◆ What is being asked ◆
Where a line of the material contains the string "name", copy that line.
╭──
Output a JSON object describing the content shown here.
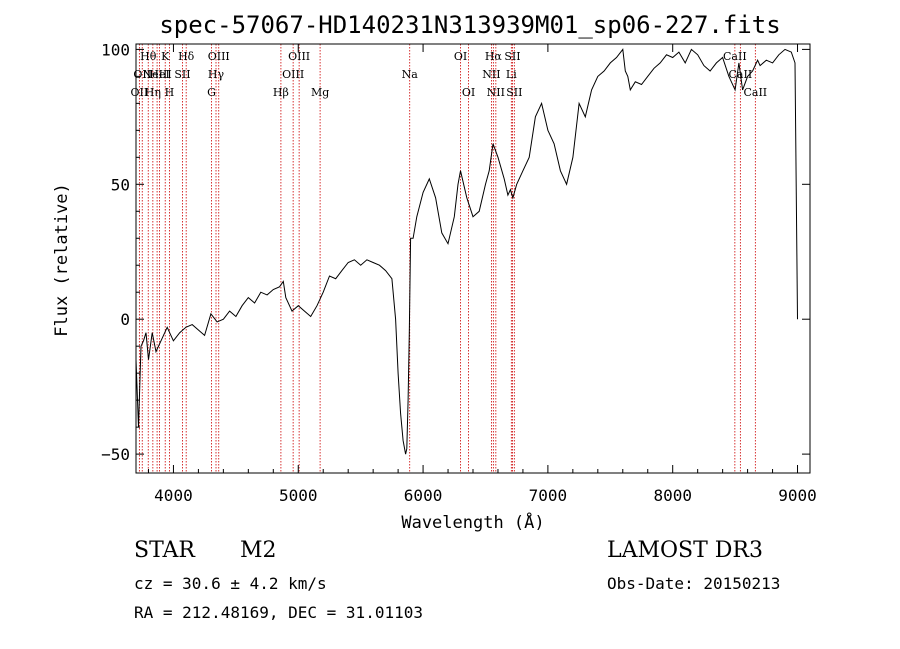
{
  "chart_data": {
    "type": "line",
    "title": "spec-57067-HD140231N313939M01_sp06-227.fits",
    "xlabel": "Wavelength (Å)",
    "ylabel": "Flux (relative)",
    "xlim": [
      3700,
      9100
    ],
    "ylim": [
      -57,
      102
    ],
    "xticks": [
      4000,
      5000,
      6000,
      7000,
      8000,
      9000
    ],
    "yticks": [
      -50,
      0,
      50,
      100
    ],
    "grid": false,
    "series": [
      {
        "name": "spectrum",
        "x": [
          3700,
          3720,
          3740,
          3760,
          3780,
          3800,
          3830,
          3860,
          3900,
          3950,
          4000,
          4050,
          4100,
          4150,
          4200,
          4250,
          4300,
          4350,
          4400,
          4450,
          4500,
          4550,
          4600,
          4650,
          4700,
          4750,
          4800,
          4850,
          4880,
          4900,
          4950,
          5000,
          5050,
          5100,
          5150,
          5200,
          5250,
          5300,
          5350,
          5400,
          5450,
          5500,
          5550,
          5600,
          5650,
          5700,
          5750,
          5780,
          5800,
          5820,
          5840,
          5860,
          5870,
          5880,
          5890,
          5900,
          5920,
          5950,
          6000,
          6050,
          6100,
          6150,
          6200,
          6250,
          6280,
          6300,
          6350,
          6400,
          6450,
          6500,
          6530,
          6560,
          6600,
          6650,
          6680,
          6700,
          6720,
          6750,
          6800,
          6850,
          6900,
          6950,
          7000,
          7050,
          7100,
          7150,
          7200,
          7250,
          7300,
          7350,
          7400,
          7450,
          7500,
          7550,
          7600,
          7620,
          7640,
          7660,
          7700,
          7750,
          7800,
          7850,
          7900,
          7950,
          8000,
          8050,
          8100,
          8150,
          8200,
          8250,
          8300,
          8350,
          8400,
          8450,
          8500,
          8530,
          8560,
          8600,
          8640,
          8680,
          8700,
          8750,
          8800,
          8850,
          8900,
          8950,
          8980,
          9000
        ],
        "y": [
          -15,
          -40,
          -10,
          -8,
          -5,
          -15,
          -5,
          -12,
          -8,
          -3,
          -8,
          -5,
          -3,
          -2,
          -4,
          -6,
          2,
          -1,
          0,
          3,
          1,
          5,
          8,
          6,
          10,
          9,
          11,
          12,
          14,
          8,
          3,
          5,
          3,
          1,
          5,
          10,
          16,
          15,
          18,
          21,
          22,
          20,
          22,
          21,
          20,
          18,
          15,
          0,
          -20,
          -35,
          -45,
          -50,
          -48,
          -30,
          -5,
          30,
          30,
          38,
          47,
          52,
          45,
          32,
          28,
          38,
          50,
          55,
          45,
          38,
          40,
          50,
          55,
          65,
          60,
          52,
          46,
          48,
          45,
          50,
          55,
          60,
          75,
          80,
          70,
          65,
          55,
          50,
          60,
          80,
          75,
          85,
          90,
          92,
          95,
          97,
          100,
          92,
          90,
          85,
          88,
          87,
          90,
          93,
          95,
          98,
          97,
          99,
          95,
          100,
          98,
          94,
          92,
          95,
          97,
          90,
          85,
          95,
          85,
          90,
          92,
          96,
          94,
          96,
          95,
          98,
          100,
          99,
          95,
          0
        ]
      }
    ],
    "lines": [
      {
        "w": 3727,
        "label": "OII",
        "row": 2
      },
      {
        "w": 3750,
        "label": "OII",
        "row": 1
      },
      {
        "w": 3798,
        "label": "Hθ",
        "row": 0
      },
      {
        "w": 3835,
        "label": "Hη",
        "row": 2
      },
      {
        "w": 3869,
        "label": "NeIII",
        "row": 1
      },
      {
        "w": 3889,
        "label": "HeI",
        "row": 1
      },
      {
        "w": 3934,
        "label": "K",
        "row": 0
      },
      {
        "w": 3968,
        "label": "H",
        "row": 2
      },
      {
        "w": 4102,
        "label": "Hδ",
        "row": 0
      },
      {
        "w": 4072,
        "label": "SII",
        "row": 1
      },
      {
        "w": 4305,
        "label": "G",
        "row": 2
      },
      {
        "w": 4341,
        "label": "Hγ",
        "row": 1
      },
      {
        "w": 4363,
        "label": "OIII",
        "row": 0
      },
      {
        "w": 4861,
        "label": "Hβ",
        "row": 2
      },
      {
        "w": 4959,
        "label": "OIII",
        "row": 1
      },
      {
        "w": 5007,
        "label": "OIII",
        "row": 0
      },
      {
        "w": 5175,
        "label": "Mg",
        "row": 2
      },
      {
        "w": 5893,
        "label": "Na",
        "row": 1
      },
      {
        "w": 6300,
        "label": "OI",
        "row": 0
      },
      {
        "w": 6364,
        "label": "OI",
        "row": 2
      },
      {
        "w": 6548,
        "label": "NII",
        "row": 1
      },
      {
        "w": 6563,
        "label": "Hα",
        "row": 0
      },
      {
        "w": 6583,
        "label": "NII",
        "row": 2
      },
      {
        "w": 6707,
        "label": "Li",
        "row": 1
      },
      {
        "w": 6716,
        "label": "SII",
        "row": 0
      },
      {
        "w": 6731,
        "label": "SII",
        "row": 2
      },
      {
        "w": 8498,
        "label": "CaII",
        "row": 0
      },
      {
        "w": 8542,
        "label": "CaII",
        "row": 1
      },
      {
        "w": 8662,
        "label": "CaII",
        "row": 2
      }
    ]
  },
  "info": {
    "class": "STAR",
    "subclass": "M2",
    "cz": "cz = 30.6 ± 4.2 km/s",
    "coords": "RA = 212.48169, DEC =  31.01103",
    "survey": "LAMOST DR3",
    "obs_date": "Obs-Date: 20150213"
  }
}
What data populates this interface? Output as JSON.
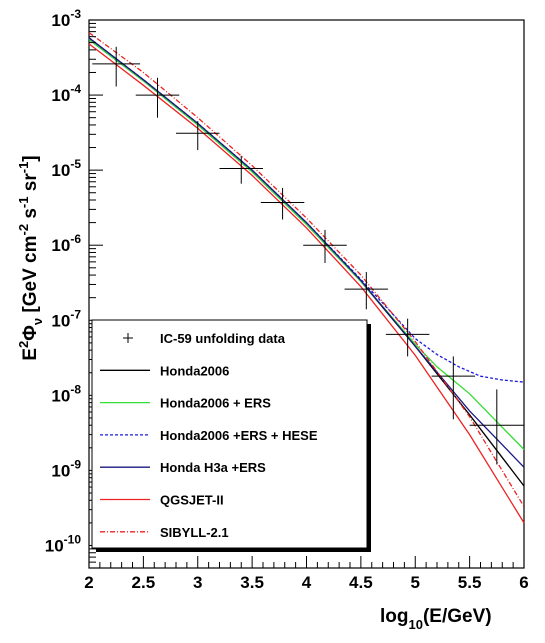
{
  "chart_data": {
    "type": "line",
    "xlabel": {
      "pre": "log",
      "sub": "10",
      "post": "(E/GeV)"
    },
    "ylabel": {
      "E": "E",
      "two": "2",
      "phi": "Φ",
      "nu": "ν",
      "unitsA": " [GeV cm",
      "m2": "-2",
      "s": " s",
      "m1a": "-1",
      "sr": " sr",
      "m1b": "-1",
      "close": "]"
    },
    "xlim": [
      2,
      6
    ],
    "ylim_log10": [
      -10.3,
      -3
    ],
    "x_ticks": [
      "2",
      "2.5",
      "3",
      "3.5",
      "4",
      "4.5",
      "5",
      "5.5",
      "6"
    ],
    "y_ticks": [
      {
        "base": "10",
        "exp": "-3"
      },
      {
        "base": "10",
        "exp": "-4"
      },
      {
        "base": "10",
        "exp": "-5"
      },
      {
        "base": "10",
        "exp": "-6"
      },
      {
        "base": "10",
        "exp": "-7"
      },
      {
        "base": "10",
        "exp": "-8"
      },
      {
        "base": "10",
        "exp": "-9"
      },
      {
        "base": "10",
        "exp": "-10"
      }
    ],
    "scale": "log-y",
    "legend_position": "lower-left",
    "data_points": {
      "name": "IC-59 unfolding data",
      "points": [
        {
          "x": 2.25,
          "y": 0.00026,
          "xerr": 0.22,
          "ylo": 0.00013,
          "yhi": 0.00044
        },
        {
          "x": 2.63,
          "y": 0.0001,
          "xerr": 0.2,
          "ylo": 5e-05,
          "yhi": 0.00017
        },
        {
          "x": 3.0,
          "y": 3.1e-05,
          "xerr": 0.2,
          "ylo": 1.85e-05,
          "yhi": 4.5e-05
        },
        {
          "x": 3.4,
          "y": 1.05e-05,
          "xerr": 0.2,
          "ylo": 6.6e-06,
          "yhi": 1.55e-05
        },
        {
          "x": 3.78,
          "y": 3.7e-06,
          "xerr": 0.2,
          "ylo": 2.2e-06,
          "yhi": 5.8e-06
        },
        {
          "x": 4.17,
          "y": 1e-06,
          "xerr": 0.2,
          "ylo": 5.8e-07,
          "yhi": 1.6e-06
        },
        {
          "x": 4.55,
          "y": 2.6e-07,
          "xerr": 0.2,
          "ylo": 1.4e-07,
          "yhi": 4.4e-07
        },
        {
          "x": 4.93,
          "y": 6.5e-08,
          "xerr": 0.2,
          "ylo": 3.3e-08,
          "yhi": 1.05e-07
        },
        {
          "x": 5.35,
          "y": 1.8e-08,
          "xerr": 0.2,
          "ylo": 4.8e-09,
          "yhi": 3.3e-08
        },
        {
          "x": 5.75,
          "y": 4e-09,
          "xerr": 0.25,
          "ylo": 1.2e-09,
          "yhi": 1.2e-08
        }
      ]
    },
    "series": [
      {
        "name": "Honda2006",
        "color": "#000000",
        "dash": "solid",
        "x": [
          2.0,
          2.5,
          3.0,
          3.5,
          4.0,
          4.5,
          5.0,
          5.5,
          6.0
        ],
        "y": [
          0.00055,
          0.000155,
          4e-05,
          9.5e-06,
          1.9e-06,
          3.3e-07,
          4.5e-08,
          5.5e-09,
          6.2e-10
        ]
      },
      {
        "name": "Honda2006 + ERS",
        "color": "#33dd33",
        "dash": "solid",
        "x": [
          2.0,
          2.5,
          3.0,
          3.5,
          4.0,
          4.5,
          5.0,
          5.2,
          5.5,
          6.0
        ],
        "y": [
          0.00055,
          0.000155,
          4e-05,
          9.5e-06,
          1.9e-06,
          3.3e-07,
          4.8e-08,
          2.4e-08,
          1.05e-08,
          1.9e-09
        ]
      },
      {
        "name": "Honda2006 +ERS + HESE",
        "color": "#1a1adc",
        "dash": "dashed",
        "x": [
          2.0,
          2.5,
          3.0,
          3.5,
          4.0,
          4.5,
          5.0,
          5.2,
          5.4,
          5.6,
          5.8,
          6.0
        ],
        "y": [
          0.00058,
          0.00016,
          4.2e-05,
          1e-05,
          2e-06,
          3.5e-07,
          5.7e-08,
          3.5e-08,
          2.4e-08,
          1.8e-08,
          1.6e-08,
          1.5e-08
        ]
      },
      {
        "name": "Honda H3a +ERS",
        "color": "#1a1a80",
        "dash": "solid",
        "x": [
          2.0,
          2.5,
          3.0,
          3.5,
          4.0,
          4.5,
          5.0,
          5.5,
          6.0
        ],
        "y": [
          0.00058,
          0.00016,
          4.2e-05,
          1e-05,
          2e-06,
          3.4e-07,
          4.5e-08,
          6.2e-09,
          1.1e-09
        ]
      },
      {
        "name": "QGSJET-II",
        "color": "#ee2222",
        "dash": "solid",
        "x": [
          2.0,
          2.5,
          3.0,
          3.5,
          4.0,
          4.5,
          5.0,
          5.5,
          6.0
        ],
        "y": [
          0.00048,
          0.000135,
          3.6e-05,
          8.5e-06,
          1.7e-06,
          2.8e-07,
          3.4e-08,
          3e-09,
          2e-10
        ]
      },
      {
        "name": "SIBYLL-2.1",
        "color": "#ee2222",
        "dash": "dashdot",
        "x": [
          2.0,
          2.5,
          3.0,
          3.5,
          4.0,
          4.5,
          5.0,
          5.5,
          6.0
        ],
        "y": [
          0.00068,
          0.0002,
          5e-05,
          1.15e-05,
          2.3e-06,
          4e-07,
          5.2e-08,
          5.2e-09,
          3.3e-10
        ]
      }
    ]
  }
}
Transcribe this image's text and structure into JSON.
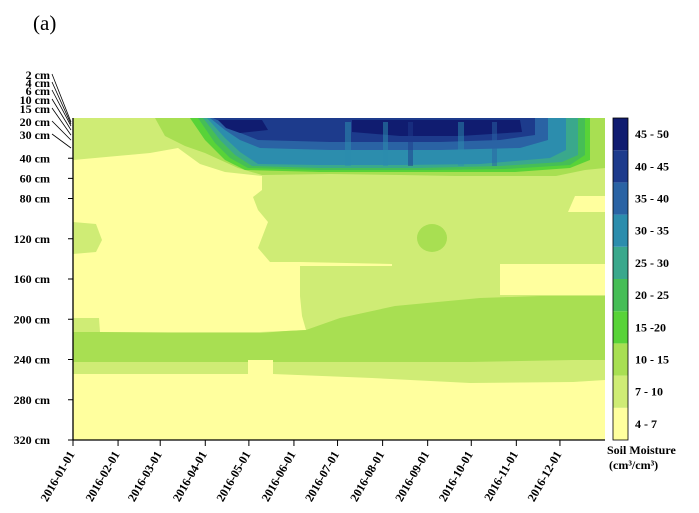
╰──
◆ Task answer ◆
        "name": "spectrum",
      "name": "IC-59 unfolding data",
        "name": "Honda2006",
        "name": "Honda2006 + ERS",
        "name": "Honda2006 +ERS + HESE",
        "name": "Honda H3a +ERS",
        "name": "QGSJET-II",
        "name": "SIBYLL-2.1",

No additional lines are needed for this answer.